• **Task**
Transcribe the records that follow, preserving every word.

(Records excerpted from a collection)
• • • • • • •

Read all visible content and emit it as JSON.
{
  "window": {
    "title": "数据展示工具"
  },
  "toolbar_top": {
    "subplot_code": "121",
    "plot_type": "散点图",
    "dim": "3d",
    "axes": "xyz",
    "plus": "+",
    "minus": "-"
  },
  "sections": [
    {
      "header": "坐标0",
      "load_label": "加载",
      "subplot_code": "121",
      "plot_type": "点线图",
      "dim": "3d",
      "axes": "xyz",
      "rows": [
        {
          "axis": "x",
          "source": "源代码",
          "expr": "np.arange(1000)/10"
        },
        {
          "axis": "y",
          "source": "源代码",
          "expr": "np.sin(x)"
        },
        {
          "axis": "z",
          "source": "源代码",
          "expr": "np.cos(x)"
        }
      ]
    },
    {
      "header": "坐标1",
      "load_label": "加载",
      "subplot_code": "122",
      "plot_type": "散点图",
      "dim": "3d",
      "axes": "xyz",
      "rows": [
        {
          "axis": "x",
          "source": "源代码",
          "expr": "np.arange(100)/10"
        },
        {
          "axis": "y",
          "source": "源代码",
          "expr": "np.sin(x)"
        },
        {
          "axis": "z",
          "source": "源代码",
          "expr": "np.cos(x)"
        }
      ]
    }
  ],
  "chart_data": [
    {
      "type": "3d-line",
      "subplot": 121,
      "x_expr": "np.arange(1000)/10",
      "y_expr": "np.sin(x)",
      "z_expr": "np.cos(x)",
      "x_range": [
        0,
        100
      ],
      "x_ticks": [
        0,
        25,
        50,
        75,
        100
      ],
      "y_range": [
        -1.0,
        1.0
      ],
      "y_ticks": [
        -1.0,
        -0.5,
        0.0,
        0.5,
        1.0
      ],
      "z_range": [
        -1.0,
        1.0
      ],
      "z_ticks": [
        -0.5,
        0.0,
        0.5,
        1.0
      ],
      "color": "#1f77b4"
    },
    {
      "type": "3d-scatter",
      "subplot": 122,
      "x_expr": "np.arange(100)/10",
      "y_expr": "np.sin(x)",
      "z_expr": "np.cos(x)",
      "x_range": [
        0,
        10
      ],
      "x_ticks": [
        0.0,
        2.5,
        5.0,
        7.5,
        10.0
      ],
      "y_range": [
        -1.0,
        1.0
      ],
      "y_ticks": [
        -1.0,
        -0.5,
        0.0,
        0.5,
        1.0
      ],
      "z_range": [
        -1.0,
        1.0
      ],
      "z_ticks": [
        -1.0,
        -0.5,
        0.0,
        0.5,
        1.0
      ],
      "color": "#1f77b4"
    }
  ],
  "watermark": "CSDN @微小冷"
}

• • • • • • •

• **Task response**
Read all visible content and emit it as JSON.
{
  "window": {
    "title": "数据展示工具"
  },
  "toolbar_top": {
    "subplot_code": "121",
    "plot_type": "散点图",
    "dim": "3d",
    "axes": "xyz",
    "plus": "+",
    "minus": "-"
  },
  "sections": [
    {
      "header": "坐标0",
      "load_label": "加载",
      "subplot_code": "121",
      "plot_type": "点线图",
      "dim": "3d",
      "axes": "xyz",
      "rows": [
        {
          "axis": "x",
          "source": "源代码",
          "expr": "np.arange(1000)/10"
        },
        {
          "axis": "y",
          "source": "源代码",
          "expr": "np.sin(x)"
        },
        {
          "axis": "z",
          "source": "源代码",
          "expr": "np.cos(x)"
        }
      ]
    },
    {
      "header": "坐标1",
      "load_label": "加载",
      "subplot_code": "122",
      "plot_type": "散点图",
      "dim": "3d",
      "axes": "xyz",
      "rows": [
        {
          "axis": "x",
          "source": "源代码",
          "expr": "np.arange(100)/10"
        },
        {
          "axis": "y",
          "source": "源代码",
          "expr": "np.sin(x)"
        },
        {
          "axis": "z",
          "source": "源代码",
          "expr": "np.cos(x)"
        }
      ]
    }
  ],
  "chart_data": [
    {
      "type": "3d-line",
      "subplot": 121,
      "x_expr": "np.arange(1000)/10",
      "y_expr": "np.sin(x)",
      "z_expr": "np.cos(x)",
      "x_range": [
        0,
        100
      ],
      "x_ticks": [
        0,
        25,
        50,
        75,
        100
      ],
      "y_range": [
        -1.0,
        1.0
      ],
      "y_ticks": [
        -1.0,
        -0.5,
        0.0,
        0.5,
        1.0
      ],
      "z_range": [
        -1.0,
        1.0
      ],
      "z_ticks": [
        -0.5,
        0.0,
        0.5,
        1.0
      ],
      "color": "#1f77b4"
    },
    {
      "type": "3d-scatter",
      "subplot": 122,
      "x_expr": "np.arange(100)/10",
      "y_expr": "np.sin(x)",
      "z_expr": "np.cos(x)",
      "x_range": [
        0,
        10
      ],
      "x_ticks": [
        0.0,
        2.5,
        5.0,
        7.5,
        10.0
      ],
      "y_range": [
        -1.0,
        1.0
      ],
      "y_ticks": [
        -1.0,
        -0.5,
        0.0,
        0.5,
        1.0
      ],
      "z_range": [
        -1.0,
        1.0
      ],
      "z_ticks": [
        -1.0,
        -0.5,
        0.0,
        0.5,
        1.0
      ],
      "color": "#1f77b4"
    }
  ],
  "watermark": "CSDN @微小冷"
}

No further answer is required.